» Description of the task: From the entries that follow, extract each line holding the string "Vanguard".

» Data rows:
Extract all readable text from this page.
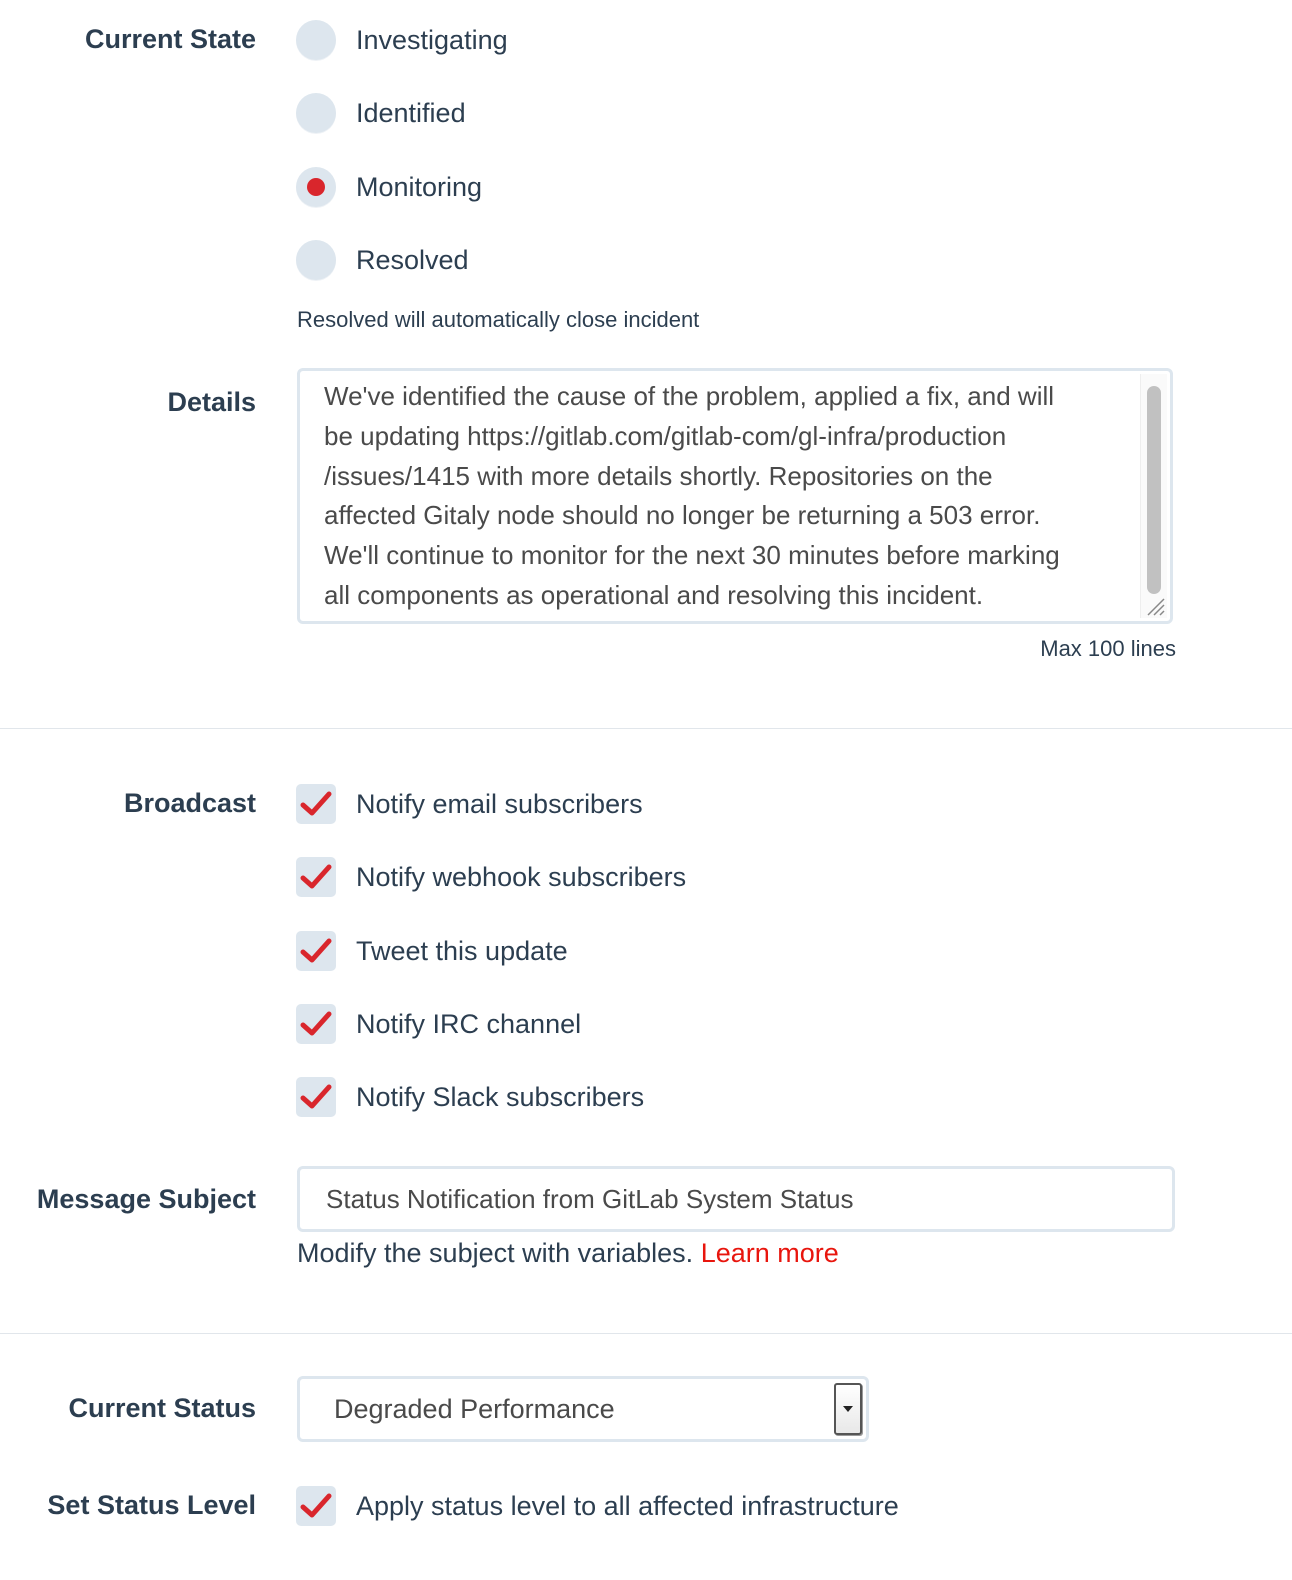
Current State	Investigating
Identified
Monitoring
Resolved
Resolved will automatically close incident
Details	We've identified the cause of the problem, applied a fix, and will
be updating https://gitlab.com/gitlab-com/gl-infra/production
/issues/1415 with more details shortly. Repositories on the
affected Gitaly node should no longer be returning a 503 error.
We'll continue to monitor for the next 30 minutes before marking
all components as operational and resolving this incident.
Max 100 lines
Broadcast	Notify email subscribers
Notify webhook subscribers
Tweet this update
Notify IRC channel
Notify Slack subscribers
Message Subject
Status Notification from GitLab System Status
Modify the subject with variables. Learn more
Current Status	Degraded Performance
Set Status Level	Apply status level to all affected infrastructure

* * *

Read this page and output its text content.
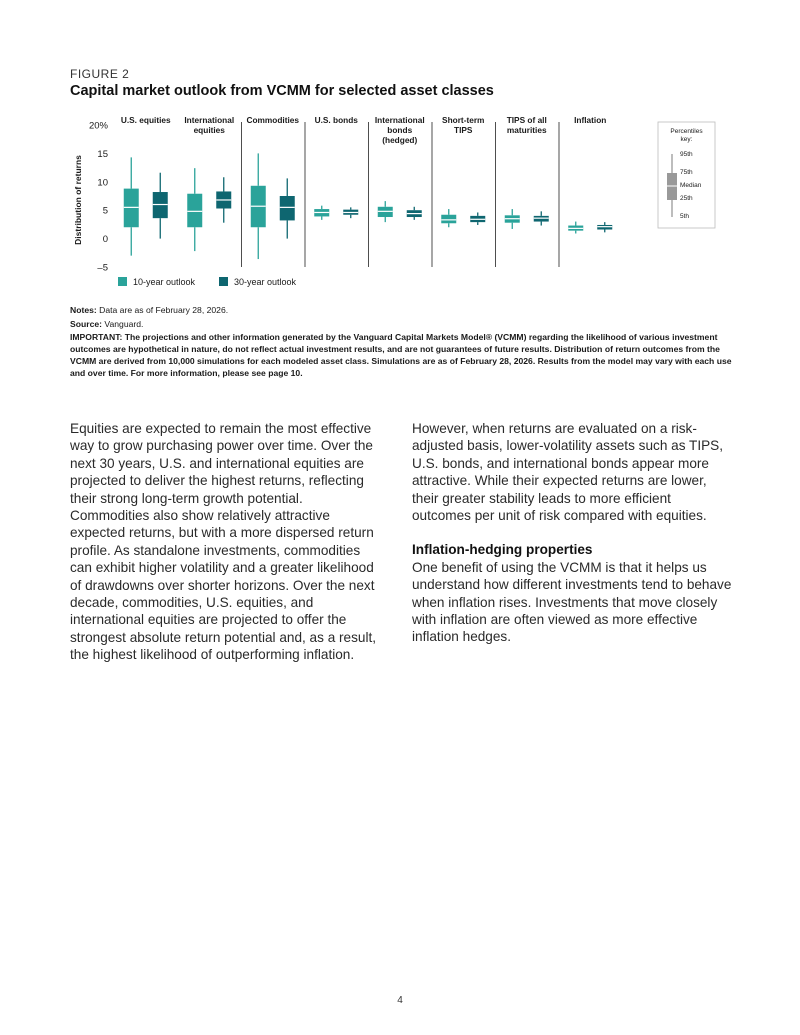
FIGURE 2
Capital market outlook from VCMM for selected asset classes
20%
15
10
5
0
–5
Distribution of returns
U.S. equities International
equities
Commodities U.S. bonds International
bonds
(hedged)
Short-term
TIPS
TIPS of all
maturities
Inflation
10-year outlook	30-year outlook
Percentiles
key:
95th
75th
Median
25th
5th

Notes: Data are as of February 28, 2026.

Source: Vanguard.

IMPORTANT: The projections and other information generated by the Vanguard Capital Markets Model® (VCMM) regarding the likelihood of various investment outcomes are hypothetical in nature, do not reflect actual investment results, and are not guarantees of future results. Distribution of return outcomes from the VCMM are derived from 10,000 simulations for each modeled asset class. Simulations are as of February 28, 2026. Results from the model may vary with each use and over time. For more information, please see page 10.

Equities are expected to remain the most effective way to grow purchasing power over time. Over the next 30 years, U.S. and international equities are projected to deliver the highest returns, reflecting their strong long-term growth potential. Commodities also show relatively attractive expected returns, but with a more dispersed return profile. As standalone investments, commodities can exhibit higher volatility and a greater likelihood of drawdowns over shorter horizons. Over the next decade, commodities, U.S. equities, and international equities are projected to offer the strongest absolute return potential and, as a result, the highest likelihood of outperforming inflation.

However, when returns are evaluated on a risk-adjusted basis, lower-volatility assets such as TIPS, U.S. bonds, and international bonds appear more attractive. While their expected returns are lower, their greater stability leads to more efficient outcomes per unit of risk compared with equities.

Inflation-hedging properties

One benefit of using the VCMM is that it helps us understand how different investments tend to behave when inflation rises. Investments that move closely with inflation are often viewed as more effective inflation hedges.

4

» Output for this task:
Source: Vanguard.
IMPORTANT: The projections and other information generated by the Vanguard Capital Markets Model® (VCMM) regarding the likelihood of various investment outcomes are hypothetical in nature, do not reflect actual investment results, and are not guarantees of future results. Distribution of return outcomes from the VCMM are derived from 10,000 simulations for each modeled asset class. Simulations are as of February 28, 2026. Results from the model may vary with each use and over time. For more information, please see page 10.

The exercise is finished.